• Aim: Return the items unchanged, starting at the very first line and ending at the line that contains "lan-bytes-header: Bytes bbox=[283, 327, 325, 342]", with that line included.

● ● ●

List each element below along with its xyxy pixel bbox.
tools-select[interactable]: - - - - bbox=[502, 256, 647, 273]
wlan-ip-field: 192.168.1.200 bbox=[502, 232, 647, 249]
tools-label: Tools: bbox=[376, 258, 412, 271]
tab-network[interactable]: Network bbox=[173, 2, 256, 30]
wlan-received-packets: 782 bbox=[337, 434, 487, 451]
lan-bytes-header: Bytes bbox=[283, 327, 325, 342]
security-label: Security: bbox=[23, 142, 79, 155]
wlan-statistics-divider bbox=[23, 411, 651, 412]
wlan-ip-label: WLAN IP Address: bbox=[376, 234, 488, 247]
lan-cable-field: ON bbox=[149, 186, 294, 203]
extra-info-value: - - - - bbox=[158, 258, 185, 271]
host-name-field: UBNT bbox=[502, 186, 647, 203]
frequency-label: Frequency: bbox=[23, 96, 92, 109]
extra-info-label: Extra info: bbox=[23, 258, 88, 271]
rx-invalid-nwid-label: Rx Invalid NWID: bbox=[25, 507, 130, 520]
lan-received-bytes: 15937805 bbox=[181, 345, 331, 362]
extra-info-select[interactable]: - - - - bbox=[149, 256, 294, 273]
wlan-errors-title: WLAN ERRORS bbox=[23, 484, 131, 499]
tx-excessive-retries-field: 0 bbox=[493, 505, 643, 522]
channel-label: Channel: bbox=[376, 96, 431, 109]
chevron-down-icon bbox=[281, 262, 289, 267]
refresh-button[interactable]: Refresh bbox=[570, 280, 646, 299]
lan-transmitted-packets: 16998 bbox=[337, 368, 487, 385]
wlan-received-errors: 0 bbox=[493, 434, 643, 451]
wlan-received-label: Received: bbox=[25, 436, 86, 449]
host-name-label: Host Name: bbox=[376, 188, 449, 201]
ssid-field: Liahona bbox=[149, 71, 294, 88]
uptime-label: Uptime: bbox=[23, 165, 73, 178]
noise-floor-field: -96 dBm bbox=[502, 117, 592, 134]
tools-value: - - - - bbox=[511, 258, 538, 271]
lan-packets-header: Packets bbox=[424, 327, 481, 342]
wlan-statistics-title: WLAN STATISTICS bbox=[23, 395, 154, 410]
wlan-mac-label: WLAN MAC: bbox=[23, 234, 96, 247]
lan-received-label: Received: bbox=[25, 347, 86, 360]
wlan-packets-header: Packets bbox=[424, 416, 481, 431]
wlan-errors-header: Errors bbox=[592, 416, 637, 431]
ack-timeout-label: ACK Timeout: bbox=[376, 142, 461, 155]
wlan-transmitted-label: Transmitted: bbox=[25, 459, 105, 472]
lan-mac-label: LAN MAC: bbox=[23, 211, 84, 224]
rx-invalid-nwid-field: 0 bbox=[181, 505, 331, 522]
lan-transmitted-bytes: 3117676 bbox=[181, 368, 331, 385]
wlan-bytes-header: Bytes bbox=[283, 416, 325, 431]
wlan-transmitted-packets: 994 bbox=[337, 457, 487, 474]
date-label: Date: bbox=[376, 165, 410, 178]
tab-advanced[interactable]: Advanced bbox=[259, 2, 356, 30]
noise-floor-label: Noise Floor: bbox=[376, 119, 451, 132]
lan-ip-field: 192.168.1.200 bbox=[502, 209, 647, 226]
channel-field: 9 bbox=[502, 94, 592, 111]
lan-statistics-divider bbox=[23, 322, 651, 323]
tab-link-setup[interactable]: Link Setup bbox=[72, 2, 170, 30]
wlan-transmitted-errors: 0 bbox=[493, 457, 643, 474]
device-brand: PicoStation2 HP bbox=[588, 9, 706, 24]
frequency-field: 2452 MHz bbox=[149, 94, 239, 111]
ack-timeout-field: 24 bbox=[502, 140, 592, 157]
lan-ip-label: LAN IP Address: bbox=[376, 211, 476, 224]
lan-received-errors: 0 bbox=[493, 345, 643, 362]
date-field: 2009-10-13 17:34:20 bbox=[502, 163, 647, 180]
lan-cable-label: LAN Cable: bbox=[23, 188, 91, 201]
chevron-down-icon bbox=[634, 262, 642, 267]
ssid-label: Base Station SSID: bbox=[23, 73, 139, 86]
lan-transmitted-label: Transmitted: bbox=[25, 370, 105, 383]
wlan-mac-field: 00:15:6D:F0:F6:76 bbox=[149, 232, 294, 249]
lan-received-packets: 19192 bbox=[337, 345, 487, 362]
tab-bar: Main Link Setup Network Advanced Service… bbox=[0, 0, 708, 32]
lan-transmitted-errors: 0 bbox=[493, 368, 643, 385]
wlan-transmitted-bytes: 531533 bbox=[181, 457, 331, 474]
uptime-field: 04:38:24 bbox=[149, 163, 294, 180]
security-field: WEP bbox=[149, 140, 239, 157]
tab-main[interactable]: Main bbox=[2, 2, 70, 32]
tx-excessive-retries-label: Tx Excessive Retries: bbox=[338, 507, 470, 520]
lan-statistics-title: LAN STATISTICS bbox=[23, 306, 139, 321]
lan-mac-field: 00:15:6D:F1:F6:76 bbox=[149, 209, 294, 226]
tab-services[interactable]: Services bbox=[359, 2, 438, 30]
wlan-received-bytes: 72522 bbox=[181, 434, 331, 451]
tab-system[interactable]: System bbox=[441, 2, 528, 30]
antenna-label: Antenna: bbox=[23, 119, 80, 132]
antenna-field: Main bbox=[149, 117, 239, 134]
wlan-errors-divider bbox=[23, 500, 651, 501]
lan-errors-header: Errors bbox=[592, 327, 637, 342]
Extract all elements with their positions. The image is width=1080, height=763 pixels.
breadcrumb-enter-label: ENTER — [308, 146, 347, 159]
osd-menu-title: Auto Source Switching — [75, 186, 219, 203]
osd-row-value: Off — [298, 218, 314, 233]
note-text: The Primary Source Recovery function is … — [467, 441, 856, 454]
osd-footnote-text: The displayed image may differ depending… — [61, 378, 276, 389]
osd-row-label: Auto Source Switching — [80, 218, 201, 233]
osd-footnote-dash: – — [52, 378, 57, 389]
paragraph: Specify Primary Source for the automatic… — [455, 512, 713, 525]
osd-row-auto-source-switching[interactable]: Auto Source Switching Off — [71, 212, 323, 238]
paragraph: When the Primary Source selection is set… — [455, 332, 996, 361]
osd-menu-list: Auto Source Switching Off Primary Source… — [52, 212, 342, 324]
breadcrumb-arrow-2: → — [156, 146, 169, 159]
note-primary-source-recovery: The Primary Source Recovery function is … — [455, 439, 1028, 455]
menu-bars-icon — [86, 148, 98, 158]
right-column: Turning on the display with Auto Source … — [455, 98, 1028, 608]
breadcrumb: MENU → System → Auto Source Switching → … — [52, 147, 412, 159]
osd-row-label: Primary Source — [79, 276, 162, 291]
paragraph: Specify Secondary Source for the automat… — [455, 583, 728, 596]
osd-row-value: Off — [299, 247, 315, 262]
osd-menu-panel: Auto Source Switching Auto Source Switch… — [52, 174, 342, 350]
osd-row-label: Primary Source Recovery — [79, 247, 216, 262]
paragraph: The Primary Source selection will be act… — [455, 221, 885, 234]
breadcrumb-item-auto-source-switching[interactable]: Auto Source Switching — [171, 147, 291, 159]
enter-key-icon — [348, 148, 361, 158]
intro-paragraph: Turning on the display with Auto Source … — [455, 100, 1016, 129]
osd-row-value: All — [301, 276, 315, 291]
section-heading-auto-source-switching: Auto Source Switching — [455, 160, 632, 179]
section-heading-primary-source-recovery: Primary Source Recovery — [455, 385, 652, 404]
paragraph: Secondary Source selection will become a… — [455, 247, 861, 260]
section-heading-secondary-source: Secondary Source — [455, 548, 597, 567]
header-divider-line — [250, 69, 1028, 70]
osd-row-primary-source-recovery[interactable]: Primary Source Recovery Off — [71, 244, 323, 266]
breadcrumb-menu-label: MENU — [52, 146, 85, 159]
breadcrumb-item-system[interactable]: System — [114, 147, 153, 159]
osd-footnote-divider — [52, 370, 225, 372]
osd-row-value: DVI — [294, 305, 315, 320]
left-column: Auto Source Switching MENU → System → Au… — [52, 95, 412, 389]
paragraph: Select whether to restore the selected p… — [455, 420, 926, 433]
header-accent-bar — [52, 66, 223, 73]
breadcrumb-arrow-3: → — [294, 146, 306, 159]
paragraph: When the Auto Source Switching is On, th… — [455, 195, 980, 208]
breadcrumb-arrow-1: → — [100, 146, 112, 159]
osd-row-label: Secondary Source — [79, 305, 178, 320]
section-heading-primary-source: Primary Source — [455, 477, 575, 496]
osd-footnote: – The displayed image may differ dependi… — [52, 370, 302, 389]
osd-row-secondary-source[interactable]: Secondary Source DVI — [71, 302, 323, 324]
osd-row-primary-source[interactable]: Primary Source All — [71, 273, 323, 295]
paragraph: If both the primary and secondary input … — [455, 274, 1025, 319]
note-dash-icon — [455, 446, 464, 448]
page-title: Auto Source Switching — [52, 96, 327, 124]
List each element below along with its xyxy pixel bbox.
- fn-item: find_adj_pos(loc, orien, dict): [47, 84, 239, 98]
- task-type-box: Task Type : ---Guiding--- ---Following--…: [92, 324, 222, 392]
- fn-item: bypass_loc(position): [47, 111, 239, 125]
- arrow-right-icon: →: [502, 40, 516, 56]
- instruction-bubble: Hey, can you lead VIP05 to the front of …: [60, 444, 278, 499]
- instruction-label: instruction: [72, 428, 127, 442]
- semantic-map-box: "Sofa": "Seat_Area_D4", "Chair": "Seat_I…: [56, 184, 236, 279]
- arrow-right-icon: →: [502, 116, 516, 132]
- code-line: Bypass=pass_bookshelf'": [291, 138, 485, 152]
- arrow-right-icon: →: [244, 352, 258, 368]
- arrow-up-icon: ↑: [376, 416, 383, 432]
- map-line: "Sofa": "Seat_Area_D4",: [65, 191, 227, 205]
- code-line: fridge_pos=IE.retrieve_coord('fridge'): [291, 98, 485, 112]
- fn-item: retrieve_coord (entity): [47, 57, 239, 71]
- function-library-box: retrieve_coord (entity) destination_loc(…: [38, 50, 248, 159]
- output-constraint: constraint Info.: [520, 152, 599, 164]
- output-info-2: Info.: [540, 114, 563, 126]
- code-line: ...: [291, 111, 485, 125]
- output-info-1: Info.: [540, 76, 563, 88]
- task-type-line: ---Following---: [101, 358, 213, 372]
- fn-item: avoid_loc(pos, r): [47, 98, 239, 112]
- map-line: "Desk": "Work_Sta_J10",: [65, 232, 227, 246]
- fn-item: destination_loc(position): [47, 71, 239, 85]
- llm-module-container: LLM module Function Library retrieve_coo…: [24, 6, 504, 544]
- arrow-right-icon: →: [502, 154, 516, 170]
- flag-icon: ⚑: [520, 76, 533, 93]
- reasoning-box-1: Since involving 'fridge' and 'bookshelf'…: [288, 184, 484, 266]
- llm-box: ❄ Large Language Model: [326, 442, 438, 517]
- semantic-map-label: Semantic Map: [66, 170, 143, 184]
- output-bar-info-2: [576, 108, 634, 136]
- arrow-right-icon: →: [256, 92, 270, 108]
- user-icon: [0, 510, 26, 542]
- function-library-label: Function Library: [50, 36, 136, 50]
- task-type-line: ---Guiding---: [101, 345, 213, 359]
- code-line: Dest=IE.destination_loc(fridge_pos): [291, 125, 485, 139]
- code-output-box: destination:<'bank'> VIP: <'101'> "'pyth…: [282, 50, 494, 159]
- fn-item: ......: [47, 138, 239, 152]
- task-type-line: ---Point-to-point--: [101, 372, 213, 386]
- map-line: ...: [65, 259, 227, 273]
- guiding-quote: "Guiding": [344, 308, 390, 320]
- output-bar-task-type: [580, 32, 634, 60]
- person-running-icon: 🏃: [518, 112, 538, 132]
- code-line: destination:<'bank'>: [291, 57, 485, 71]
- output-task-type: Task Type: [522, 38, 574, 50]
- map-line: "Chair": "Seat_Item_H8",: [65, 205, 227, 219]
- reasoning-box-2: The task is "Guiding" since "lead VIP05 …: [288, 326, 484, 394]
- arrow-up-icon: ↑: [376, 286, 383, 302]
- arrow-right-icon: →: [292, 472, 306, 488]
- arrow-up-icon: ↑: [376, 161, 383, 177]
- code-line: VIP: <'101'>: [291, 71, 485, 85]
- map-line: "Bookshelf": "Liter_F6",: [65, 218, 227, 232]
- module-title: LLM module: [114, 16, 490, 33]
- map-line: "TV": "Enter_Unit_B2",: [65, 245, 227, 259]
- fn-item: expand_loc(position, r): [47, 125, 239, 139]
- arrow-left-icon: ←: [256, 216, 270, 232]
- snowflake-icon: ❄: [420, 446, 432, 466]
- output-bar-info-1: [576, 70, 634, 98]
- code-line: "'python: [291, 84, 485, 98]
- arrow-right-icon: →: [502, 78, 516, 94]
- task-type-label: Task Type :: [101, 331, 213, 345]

● ● ●

• Exercise response:
List each element below along with its xyxy pixel bbox.
tools-select[interactable]: - - - - bbox=[502, 256, 647, 273]
wlan-ip-field: 192.168.1.200 bbox=[502, 232, 647, 249]
tools-label: Tools: bbox=[376, 258, 412, 271]
tab-network[interactable]: Network bbox=[173, 2, 256, 30]
wlan-received-packets: 782 bbox=[337, 434, 487, 451]
lan-bytes-header: Bytes bbox=[283, 327, 325, 342]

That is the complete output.